» The request
Reproduce the listing below with every "sidebar-item-label" changed to "nav-item-label", leaving everything else unchanged.

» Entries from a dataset
--- Begin ---
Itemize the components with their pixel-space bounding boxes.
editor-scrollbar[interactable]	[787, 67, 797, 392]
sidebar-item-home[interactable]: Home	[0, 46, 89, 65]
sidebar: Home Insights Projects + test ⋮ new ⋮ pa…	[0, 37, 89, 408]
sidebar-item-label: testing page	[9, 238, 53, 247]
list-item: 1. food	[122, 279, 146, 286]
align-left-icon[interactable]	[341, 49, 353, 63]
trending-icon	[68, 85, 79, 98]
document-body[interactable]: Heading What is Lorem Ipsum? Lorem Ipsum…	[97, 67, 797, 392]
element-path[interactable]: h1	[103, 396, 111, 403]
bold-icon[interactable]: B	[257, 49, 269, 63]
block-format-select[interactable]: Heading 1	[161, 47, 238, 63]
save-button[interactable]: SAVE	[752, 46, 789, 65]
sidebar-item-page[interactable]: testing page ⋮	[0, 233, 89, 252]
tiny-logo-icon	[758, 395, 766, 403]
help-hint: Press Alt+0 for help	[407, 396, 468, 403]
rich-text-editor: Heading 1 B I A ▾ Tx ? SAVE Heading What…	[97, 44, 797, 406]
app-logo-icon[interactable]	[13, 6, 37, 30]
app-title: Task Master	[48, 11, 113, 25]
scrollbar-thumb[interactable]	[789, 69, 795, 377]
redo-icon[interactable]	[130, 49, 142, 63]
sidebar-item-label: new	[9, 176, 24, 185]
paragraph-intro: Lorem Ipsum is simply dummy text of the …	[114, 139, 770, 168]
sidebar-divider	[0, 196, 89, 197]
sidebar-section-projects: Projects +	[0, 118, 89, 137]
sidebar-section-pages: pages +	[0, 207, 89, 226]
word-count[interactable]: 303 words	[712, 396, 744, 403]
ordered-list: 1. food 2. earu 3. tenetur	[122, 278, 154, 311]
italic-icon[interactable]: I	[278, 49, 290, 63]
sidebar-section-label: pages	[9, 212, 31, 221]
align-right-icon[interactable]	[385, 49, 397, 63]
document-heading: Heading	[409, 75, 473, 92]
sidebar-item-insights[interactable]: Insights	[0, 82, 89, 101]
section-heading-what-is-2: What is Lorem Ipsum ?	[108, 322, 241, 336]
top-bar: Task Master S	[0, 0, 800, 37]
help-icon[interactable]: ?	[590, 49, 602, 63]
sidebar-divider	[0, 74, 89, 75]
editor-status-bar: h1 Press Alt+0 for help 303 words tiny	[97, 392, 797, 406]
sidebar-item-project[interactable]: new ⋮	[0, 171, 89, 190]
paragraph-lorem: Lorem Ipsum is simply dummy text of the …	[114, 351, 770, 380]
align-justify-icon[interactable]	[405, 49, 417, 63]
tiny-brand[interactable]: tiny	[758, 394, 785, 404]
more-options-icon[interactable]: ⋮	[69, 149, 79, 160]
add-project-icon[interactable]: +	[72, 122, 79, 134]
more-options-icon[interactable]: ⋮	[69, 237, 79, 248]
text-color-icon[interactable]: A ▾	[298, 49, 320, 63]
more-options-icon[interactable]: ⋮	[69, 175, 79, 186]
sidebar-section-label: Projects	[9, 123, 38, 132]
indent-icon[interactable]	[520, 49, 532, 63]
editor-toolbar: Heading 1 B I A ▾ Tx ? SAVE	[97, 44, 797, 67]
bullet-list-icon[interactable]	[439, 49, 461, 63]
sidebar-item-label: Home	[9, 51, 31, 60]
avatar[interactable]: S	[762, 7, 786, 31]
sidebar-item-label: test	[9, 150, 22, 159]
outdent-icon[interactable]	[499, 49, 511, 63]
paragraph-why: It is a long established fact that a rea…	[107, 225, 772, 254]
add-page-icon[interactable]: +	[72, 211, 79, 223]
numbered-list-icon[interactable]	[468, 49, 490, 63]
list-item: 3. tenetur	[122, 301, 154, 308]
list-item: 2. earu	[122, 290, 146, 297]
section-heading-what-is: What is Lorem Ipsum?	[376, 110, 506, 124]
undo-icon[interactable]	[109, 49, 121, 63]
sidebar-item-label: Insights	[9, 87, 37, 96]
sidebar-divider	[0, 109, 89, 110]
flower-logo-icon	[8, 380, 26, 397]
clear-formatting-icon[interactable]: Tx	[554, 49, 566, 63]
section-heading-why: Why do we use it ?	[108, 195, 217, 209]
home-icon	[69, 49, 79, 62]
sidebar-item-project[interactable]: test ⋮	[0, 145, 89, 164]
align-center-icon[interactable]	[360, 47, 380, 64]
--- End ---
» Response below
Itemize the components with their pixel-space bounding boxes.
editor-scrollbar[interactable]	[787, 67, 797, 392]
sidebar-item-home[interactable]: Home	[0, 46, 89, 65]
sidebar: Home Insights Projects + test ⋮ new ⋮ pa…	[0, 37, 89, 408]
nav-item-label: testing page	[9, 238, 53, 247]
list-item: 1. food	[122, 279, 146, 286]
align-left-icon[interactable]	[341, 49, 353, 63]
trending-icon	[68, 85, 79, 98]
document-body[interactable]: Heading What is Lorem Ipsum? Lorem Ipsum…	[97, 67, 797, 392]
element-path[interactable]: h1	[103, 396, 111, 403]
bold-icon[interactable]: B	[257, 49, 269, 63]
block-format-select[interactable]: Heading 1	[161, 47, 238, 63]
save-button[interactable]: SAVE	[752, 46, 789, 65]
sidebar-item-page[interactable]: testing page ⋮	[0, 233, 89, 252]
tiny-logo-icon	[758, 395, 766, 403]
help-hint: Press Alt+0 for help	[407, 396, 468, 403]
rich-text-editor: Heading 1 B I A ▾ Tx ? SAVE Heading What…	[97, 44, 797, 406]
app-logo-icon[interactable]	[13, 6, 37, 30]
app-title: Task Master	[48, 11, 113, 25]
scrollbar-thumb[interactable]	[789, 69, 795, 377]
redo-icon[interactable]	[130, 49, 142, 63]
nav-item-label: new	[9, 176, 24, 185]
paragraph-intro: Lorem Ipsum is simply dummy text of the …	[114, 139, 770, 168]
sidebar-divider	[0, 196, 89, 197]
sidebar-section-projects: Projects +	[0, 118, 89, 137]
sidebar-section-pages: pages +	[0, 207, 89, 226]
word-count[interactable]: 303 words	[712, 396, 744, 403]
ordered-list: 1. food 2. earu 3. tenetur	[122, 278, 154, 311]
italic-icon[interactable]: I	[278, 49, 290, 63]
sidebar-section-label: pages	[9, 212, 31, 221]
align-right-icon[interactable]	[385, 49, 397, 63]
document-heading: Heading	[409, 75, 473, 92]
sidebar-item-insights[interactable]: Insights	[0, 82, 89, 101]
section-heading-what-is-2: What is Lorem Ipsum ?	[108, 322, 241, 336]
top-bar: Task Master S	[0, 0, 800, 37]
help-icon[interactable]: ?	[590, 49, 602, 63]
sidebar-divider	[0, 74, 89, 75]
editor-status-bar: h1 Press Alt+0 for help 303 words tiny	[97, 392, 797, 406]
sidebar-item-project[interactable]: new ⋮	[0, 171, 89, 190]
paragraph-lorem: Lorem Ipsum is simply dummy text of the …	[114, 351, 770, 380]
align-justify-icon[interactable]	[405, 49, 417, 63]
tiny-brand[interactable]: tiny	[758, 394, 785, 404]
more-options-icon[interactable]: ⋮	[69, 149, 79, 160]
add-project-icon[interactable]: +	[72, 122, 79, 134]
more-options-icon[interactable]: ⋮	[69, 237, 79, 248]
text-color-icon[interactable]: A ▾	[298, 49, 320, 63]
more-options-icon[interactable]: ⋮	[69, 175, 79, 186]
sidebar-section-label: Projects	[9, 123, 38, 132]
indent-icon[interactable]	[520, 49, 532, 63]
editor-toolbar: Heading 1 B I A ▾ Tx ? SAVE	[97, 44, 797, 67]
bullet-list-icon[interactable]	[439, 49, 461, 63]
nav-item-label: Home	[9, 51, 31, 60]
avatar[interactable]: S	[762, 7, 786, 31]
nav-item-label: test	[9, 150, 22, 159]
outdent-icon[interactable]	[499, 49, 511, 63]
paragraph-why: It is a long established fact that a rea…	[107, 225, 772, 254]
add-page-icon[interactable]: +	[72, 211, 79, 223]
numbered-list-icon[interactable]	[468, 49, 490, 63]
list-item: 3. tenetur	[122, 301, 154, 308]
list-item: 2. earu	[122, 290, 146, 297]
section-heading-what-is: What is Lorem Ipsum?	[376, 110, 506, 124]
undo-icon[interactable]	[109, 49, 121, 63]
nav-item-label: Insights	[9, 87, 37, 96]
sidebar-divider	[0, 109, 89, 110]
flower-logo-icon	[8, 380, 26, 397]
clear-formatting-icon[interactable]: Tx	[554, 49, 566, 63]
section-heading-why: Why do we use it ?	[108, 195, 217, 209]
home-icon	[69, 49, 79, 62]
sidebar-item-project[interactable]: test ⋮	[0, 145, 89, 164]
align-center-icon[interactable]	[360, 47, 380, 64]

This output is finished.